» **Written exercise**
Give back a single number, the count of lines containing the word "surface".

Extracted data entries:
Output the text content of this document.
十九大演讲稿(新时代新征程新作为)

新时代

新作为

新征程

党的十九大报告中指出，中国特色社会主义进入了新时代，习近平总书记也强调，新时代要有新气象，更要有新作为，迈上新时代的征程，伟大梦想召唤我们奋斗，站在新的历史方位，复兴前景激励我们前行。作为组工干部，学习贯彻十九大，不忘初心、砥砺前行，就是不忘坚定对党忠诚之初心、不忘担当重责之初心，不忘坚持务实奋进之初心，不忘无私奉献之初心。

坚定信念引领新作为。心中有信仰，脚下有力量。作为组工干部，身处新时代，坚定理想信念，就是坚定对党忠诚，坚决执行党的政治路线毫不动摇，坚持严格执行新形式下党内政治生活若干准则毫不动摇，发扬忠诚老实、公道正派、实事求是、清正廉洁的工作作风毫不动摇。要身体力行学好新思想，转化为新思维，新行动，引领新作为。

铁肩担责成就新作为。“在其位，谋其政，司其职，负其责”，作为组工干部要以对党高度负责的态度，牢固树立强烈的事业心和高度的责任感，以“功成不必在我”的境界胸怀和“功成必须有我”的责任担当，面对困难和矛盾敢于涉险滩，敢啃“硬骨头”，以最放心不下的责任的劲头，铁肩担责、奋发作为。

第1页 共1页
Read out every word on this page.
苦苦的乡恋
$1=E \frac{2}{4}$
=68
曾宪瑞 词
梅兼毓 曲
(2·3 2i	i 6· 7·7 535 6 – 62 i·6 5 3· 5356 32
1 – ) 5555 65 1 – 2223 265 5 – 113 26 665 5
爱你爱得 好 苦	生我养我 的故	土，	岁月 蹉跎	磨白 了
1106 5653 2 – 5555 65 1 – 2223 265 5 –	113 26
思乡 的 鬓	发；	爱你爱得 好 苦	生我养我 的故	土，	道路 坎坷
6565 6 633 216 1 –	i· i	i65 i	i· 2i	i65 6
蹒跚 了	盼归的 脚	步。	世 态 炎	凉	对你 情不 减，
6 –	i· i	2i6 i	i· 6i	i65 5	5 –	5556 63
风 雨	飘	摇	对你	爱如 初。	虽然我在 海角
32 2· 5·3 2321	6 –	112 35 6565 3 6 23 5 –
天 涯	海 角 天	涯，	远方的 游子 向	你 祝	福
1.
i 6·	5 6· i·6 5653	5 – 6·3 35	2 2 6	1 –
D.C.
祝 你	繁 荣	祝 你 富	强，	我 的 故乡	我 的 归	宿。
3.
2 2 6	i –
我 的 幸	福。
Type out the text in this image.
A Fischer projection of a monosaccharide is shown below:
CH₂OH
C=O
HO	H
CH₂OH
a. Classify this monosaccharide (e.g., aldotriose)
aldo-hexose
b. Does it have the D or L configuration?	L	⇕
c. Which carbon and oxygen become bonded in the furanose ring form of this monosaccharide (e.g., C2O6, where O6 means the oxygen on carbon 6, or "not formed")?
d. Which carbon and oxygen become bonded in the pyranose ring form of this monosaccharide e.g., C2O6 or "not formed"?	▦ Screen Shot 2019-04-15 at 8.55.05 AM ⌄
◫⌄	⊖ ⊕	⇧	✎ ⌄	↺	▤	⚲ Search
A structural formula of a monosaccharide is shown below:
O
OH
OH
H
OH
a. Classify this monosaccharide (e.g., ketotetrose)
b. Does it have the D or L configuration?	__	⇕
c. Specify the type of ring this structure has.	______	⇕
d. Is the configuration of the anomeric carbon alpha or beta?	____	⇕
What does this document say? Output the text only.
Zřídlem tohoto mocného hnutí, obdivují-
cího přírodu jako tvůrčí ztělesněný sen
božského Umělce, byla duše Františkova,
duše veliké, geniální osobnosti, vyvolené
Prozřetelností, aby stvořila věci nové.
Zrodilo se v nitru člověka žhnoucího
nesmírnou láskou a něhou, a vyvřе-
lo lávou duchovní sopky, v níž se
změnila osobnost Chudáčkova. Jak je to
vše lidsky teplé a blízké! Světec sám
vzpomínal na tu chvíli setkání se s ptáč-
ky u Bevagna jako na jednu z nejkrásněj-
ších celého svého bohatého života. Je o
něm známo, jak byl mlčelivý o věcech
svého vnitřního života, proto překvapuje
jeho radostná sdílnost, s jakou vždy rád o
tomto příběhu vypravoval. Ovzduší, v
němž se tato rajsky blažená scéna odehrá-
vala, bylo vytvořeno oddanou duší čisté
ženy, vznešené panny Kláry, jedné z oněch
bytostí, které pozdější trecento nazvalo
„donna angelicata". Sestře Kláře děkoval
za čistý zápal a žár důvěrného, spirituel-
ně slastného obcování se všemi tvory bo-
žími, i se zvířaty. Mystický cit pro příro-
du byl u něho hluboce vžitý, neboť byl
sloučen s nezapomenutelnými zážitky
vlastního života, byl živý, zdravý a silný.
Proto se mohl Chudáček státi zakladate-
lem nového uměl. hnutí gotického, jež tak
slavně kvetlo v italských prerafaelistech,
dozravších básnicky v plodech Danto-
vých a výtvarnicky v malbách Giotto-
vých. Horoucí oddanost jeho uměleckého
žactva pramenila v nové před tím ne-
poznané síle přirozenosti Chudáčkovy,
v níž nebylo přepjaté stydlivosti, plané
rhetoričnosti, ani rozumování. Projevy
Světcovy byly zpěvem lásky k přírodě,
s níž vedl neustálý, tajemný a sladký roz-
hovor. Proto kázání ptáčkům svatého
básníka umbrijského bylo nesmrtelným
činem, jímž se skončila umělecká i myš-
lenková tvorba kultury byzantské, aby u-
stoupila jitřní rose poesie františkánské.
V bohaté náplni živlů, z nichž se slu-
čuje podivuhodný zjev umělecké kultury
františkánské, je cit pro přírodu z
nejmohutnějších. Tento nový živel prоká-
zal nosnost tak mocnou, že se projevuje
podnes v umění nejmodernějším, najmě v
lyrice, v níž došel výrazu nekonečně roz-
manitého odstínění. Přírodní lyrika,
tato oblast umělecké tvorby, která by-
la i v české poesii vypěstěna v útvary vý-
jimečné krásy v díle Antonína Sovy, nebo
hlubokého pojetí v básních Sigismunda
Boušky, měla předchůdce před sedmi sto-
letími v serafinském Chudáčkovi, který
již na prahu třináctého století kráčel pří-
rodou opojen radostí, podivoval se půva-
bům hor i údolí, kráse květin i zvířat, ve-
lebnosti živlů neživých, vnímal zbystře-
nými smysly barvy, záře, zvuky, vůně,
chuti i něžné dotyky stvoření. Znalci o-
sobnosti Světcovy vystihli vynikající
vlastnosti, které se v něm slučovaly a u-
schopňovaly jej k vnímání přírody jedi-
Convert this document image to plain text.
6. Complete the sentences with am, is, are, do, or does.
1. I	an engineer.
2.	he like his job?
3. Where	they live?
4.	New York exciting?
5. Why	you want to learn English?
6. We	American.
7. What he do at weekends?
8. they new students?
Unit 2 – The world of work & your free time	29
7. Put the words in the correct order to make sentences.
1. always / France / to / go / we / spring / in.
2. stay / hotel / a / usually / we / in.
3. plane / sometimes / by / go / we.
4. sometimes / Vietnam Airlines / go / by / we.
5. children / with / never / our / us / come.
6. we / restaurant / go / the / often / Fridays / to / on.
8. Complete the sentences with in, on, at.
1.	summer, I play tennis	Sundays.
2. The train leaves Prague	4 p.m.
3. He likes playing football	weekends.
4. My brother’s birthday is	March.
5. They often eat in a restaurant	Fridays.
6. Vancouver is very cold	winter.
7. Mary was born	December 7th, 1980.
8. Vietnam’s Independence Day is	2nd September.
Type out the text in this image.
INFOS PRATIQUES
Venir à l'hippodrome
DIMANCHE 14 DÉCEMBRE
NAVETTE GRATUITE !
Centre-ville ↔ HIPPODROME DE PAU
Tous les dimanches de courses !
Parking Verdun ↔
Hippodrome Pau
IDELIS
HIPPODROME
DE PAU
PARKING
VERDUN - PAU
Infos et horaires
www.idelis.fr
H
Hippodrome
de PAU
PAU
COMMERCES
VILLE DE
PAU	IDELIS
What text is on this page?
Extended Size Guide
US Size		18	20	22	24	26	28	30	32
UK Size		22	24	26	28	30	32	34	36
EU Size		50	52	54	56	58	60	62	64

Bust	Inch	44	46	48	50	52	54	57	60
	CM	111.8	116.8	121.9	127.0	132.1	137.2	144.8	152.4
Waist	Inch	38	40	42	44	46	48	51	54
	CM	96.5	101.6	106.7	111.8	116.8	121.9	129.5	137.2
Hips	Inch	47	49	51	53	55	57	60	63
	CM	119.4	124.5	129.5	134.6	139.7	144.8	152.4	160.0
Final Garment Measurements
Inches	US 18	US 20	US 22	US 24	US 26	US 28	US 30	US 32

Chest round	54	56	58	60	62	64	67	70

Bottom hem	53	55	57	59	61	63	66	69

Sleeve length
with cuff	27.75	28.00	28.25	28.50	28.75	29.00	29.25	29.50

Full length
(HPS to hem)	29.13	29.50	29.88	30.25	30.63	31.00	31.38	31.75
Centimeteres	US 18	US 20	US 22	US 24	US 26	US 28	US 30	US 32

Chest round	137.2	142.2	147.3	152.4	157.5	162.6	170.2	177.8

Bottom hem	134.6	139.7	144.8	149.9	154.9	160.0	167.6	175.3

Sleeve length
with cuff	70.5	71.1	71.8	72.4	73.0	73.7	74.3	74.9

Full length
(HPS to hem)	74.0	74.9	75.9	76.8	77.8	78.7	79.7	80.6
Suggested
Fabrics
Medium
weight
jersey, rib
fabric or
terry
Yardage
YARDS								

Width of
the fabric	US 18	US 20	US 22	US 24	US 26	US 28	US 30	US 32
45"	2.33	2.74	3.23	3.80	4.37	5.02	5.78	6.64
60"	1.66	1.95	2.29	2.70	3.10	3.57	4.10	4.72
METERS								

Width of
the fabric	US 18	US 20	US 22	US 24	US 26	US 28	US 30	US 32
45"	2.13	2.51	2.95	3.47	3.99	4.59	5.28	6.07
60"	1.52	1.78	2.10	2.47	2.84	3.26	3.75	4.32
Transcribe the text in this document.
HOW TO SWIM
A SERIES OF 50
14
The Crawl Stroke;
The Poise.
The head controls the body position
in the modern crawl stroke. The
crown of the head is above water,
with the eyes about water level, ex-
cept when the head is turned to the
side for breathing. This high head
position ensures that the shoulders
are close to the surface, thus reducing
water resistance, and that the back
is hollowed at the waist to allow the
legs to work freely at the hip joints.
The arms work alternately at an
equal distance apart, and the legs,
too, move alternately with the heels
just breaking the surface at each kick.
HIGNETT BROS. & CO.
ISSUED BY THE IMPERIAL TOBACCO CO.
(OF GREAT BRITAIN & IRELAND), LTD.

» **Response below**
2